Goal: Print the entries below word for word; the pictures stay out of your copy.

Figure record listings:
-=-=-

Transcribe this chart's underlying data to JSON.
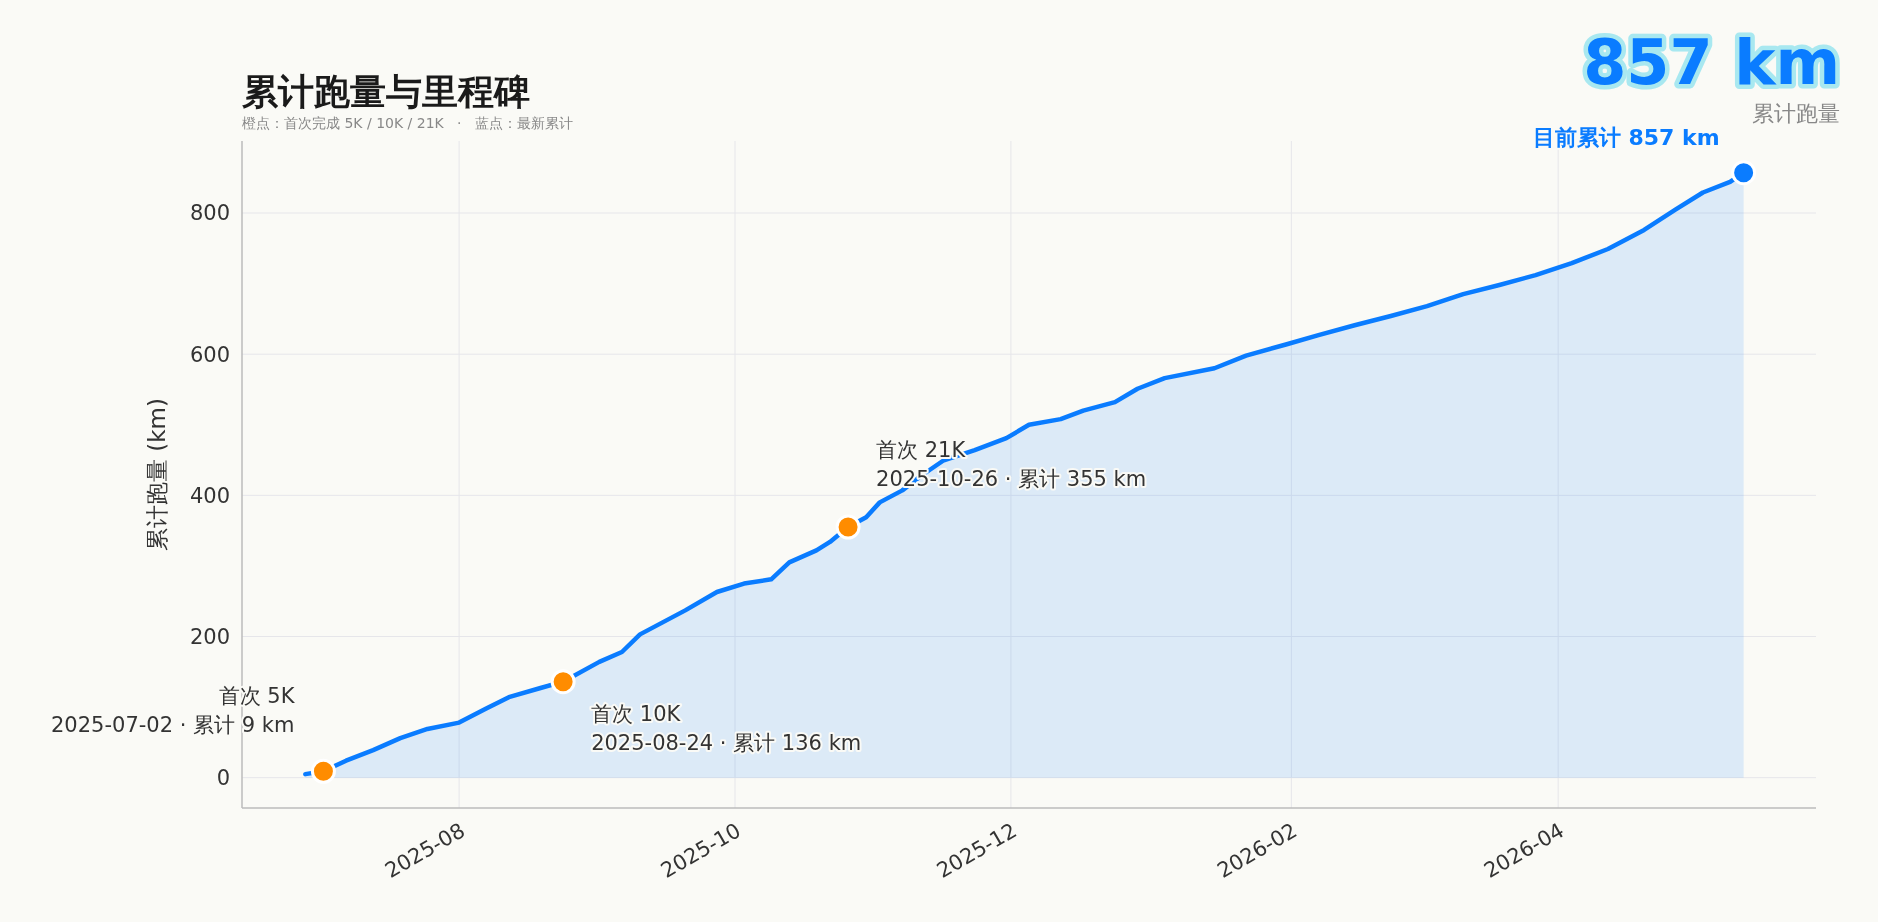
{
  "chart_data": {
    "type": "area",
    "title": "累计跑量与里程碑",
    "subtitle": "橙点：首次完成 5K / 10K / 21K   ·   蓝点：最新累计",
    "ylabel": "累计跑量 (km)",
    "xlim": [
      "2025-06-14",
      "2026-05-28"
    ],
    "xticks": [
      "2025-08",
      "2025-10",
      "2025-12",
      "2026-02",
      "2026-04"
    ],
    "ylim": [
      -43,
      902
    ],
    "yticks": [
      0,
      200,
      400,
      600,
      800
    ],
    "grid": true,
    "series": [
      {
        "color": "#0a7cff",
        "x": [
          "2025-06-28",
          "2025-07-02",
          "2025-07-07",
          "2025-07-13",
          "2025-07-19",
          "2025-07-25",
          "2025-08-01",
          "2025-08-07",
          "2025-08-12",
          "2025-08-19",
          "2025-08-24",
          "2025-09-01",
          "2025-09-06",
          "2025-09-10",
          "2025-09-15",
          "2025-09-20",
          "2025-09-27",
          "2025-10-03",
          "2025-10-09",
          "2025-10-13",
          "2025-10-19",
          "2025-10-22",
          "2025-10-26",
          "2025-10-30",
          "2025-11-02",
          "2025-11-07",
          "2025-11-11",
          "2025-11-16",
          "2025-11-23",
          "2025-11-30",
          "2025-12-05",
          "2025-12-12",
          "2025-12-17",
          "2025-12-24",
          "2025-12-29",
          "2026-01-04",
          "2026-01-15",
          "2026-01-22",
          "2026-01-31",
          "2026-02-07",
          "2026-02-15",
          "2026-02-23",
          "2026-03-03",
          "2026-03-11",
          "2026-03-19",
          "2026-03-27",
          "2026-04-04",
          "2026-04-12",
          "2026-04-20",
          "2026-04-27",
          "2026-05-03",
          "2026-05-09",
          "2026-05-12"
        ],
        "values": [
          5,
          9,
          24,
          39,
          56,
          69,
          78,
          98,
          114,
          127,
          136,
          164,
          178,
          203,
          220,
          237,
          263,
          275,
          281,
          305,
          322,
          334,
          355,
          369,
          390,
          407,
          427,
          449,
          464,
          481,
          500,
          508,
          520,
          532,
          551,
          566,
          580,
          598,
          614,
          627,
          641,
          654,
          668,
          685,
          698,
          712,
          729,
          749,
          776,
          805,
          829,
          844,
          857
        ]
      },
      {
        "type": "scatter",
        "marker": "circle",
        "color": "#ff8c00",
        "x": [
          "2025-07-02",
          "2025-08-24",
          "2025-10-26"
        ],
        "values": [
          9,
          136,
          355
        ]
      },
      {
        "type": "scatter",
        "marker": "circle",
        "color": "#0a7cff",
        "x": [
          "2026-05-12"
        ],
        "values": [
          857
        ]
      }
    ],
    "annotations": [
      "857 km",
      "累计跑量",
      {
        "text": "首次 5K\n2025-07-02 · 累计 9 km",
        "x": "2025-07-02",
        "y": 9
      },
      {
        "text": "首次 10K\n2025-08-24 · 累计 136 km",
        "x": "2025-08-24",
        "y": 136
      },
      {
        "text": "首次 21K\n2025-10-26 · 累计 355 km",
        "x": "2025-10-26",
        "y": 355
      },
      {
        "text": "目前累计 857 km",
        "x": "2026-05-12",
        "y": 857
      }
    ]
  }
}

-=-=-

Exercise solution:
Transcribe this chart's underlying data to JSON.
{
  "chart_data": {
    "type": "area",
    "title": "累计跑量与里程碑",
    "subtitle": "橙点：首次完成 5K / 10K / 21K   ·   蓝点：最新累计",
    "ylabel": "累计跑量 (km)",
    "xlim": [
      "2025-06-14",
      "2026-05-28"
    ],
    "xticks": [
      "2025-08",
      "2025-10",
      "2025-12",
      "2026-02",
      "2026-04"
    ],
    "ylim": [
      -43,
      902
    ],
    "yticks": [
      0,
      200,
      400,
      600,
      800
    ],
    "grid": true,
    "series": [
      {
        "color": "#0a7cff",
        "x": [
          "2025-06-28",
          "2025-07-02",
          "2025-07-07",
          "2025-07-13",
          "2025-07-19",
          "2025-07-25",
          "2025-08-01",
          "2025-08-07",
          "2025-08-12",
          "2025-08-19",
          "2025-08-24",
          "2025-09-01",
          "2025-09-06",
          "2025-09-10",
          "2025-09-15",
          "2025-09-20",
          "2025-09-27",
          "2025-10-03",
          "2025-10-09",
          "2025-10-13",
          "2025-10-19",
          "2025-10-22",
          "2025-10-26",
          "2025-10-30",
          "2025-11-02",
          "2025-11-07",
          "2025-11-11",
          "2025-11-16",
          "2025-11-23",
          "2025-11-30",
          "2025-12-05",
          "2025-12-12",
          "2025-12-17",
          "2025-12-24",
          "2025-12-29",
          "2026-01-04",
          "2026-01-15",
          "2026-01-22",
          "2026-01-31",
          "2026-02-07",
          "2026-02-15",
          "2026-02-23",
          "2026-03-03",
          "2026-03-11",
          "2026-03-19",
          "2026-03-27",
          "2026-04-04",
          "2026-04-12",
          "2026-04-20",
          "2026-04-27",
          "2026-05-03",
          "2026-05-09",
          "2026-05-12"
        ],
        "values": [
          5,
          9,
          24,
          39,
          56,
          69,
          78,
          98,
          114,
          127,
          136,
          164,
          178,
          203,
          220,
          237,
          263,
          275,
          281,
          305,
          322,
          334,
          355,
          369,
          390,
          407,
          427,
          449,
          464,
          481,
          500,
          508,
          520,
          532,
          551,
          566,
          580,
          598,
          614,
          627,
          641,
          654,
          668,
          685,
          698,
          712,
          729,
          749,
          776,
          805,
          829,
          844,
          857
        ]
      },
      {
        "type": "scatter",
        "marker": "circle",
        "color": "#ff8c00",
        "x": [
          "2025-07-02",
          "2025-08-24",
          "2025-10-26"
        ],
        "values": [
          9,
          136,
          355
        ]
      },
      {
        "type": "scatter",
        "marker": "circle",
        "color": "#0a7cff",
        "x": [
          "2026-05-12"
        ],
        "values": [
          857
        ]
      }
    ],
    "annotations": [
      "857 km",
      "累计跑量",
      {
        "text": "首次 5K\n2025-07-02 · 累计 9 km",
        "x": "2025-07-02",
        "y": 9
      },
      {
        "text": "首次 10K\n2025-08-24 · 累计 136 km",
        "x": "2025-08-24",
        "y": 136
      },
      {
        "text": "首次 21K\n2025-10-26 · 累计 355 km",
        "x": "2025-10-26",
        "y": 355
      },
      {
        "text": "目前累计 857 km",
        "x": "2026-05-12",
        "y": 857
      }
    ]
  }
}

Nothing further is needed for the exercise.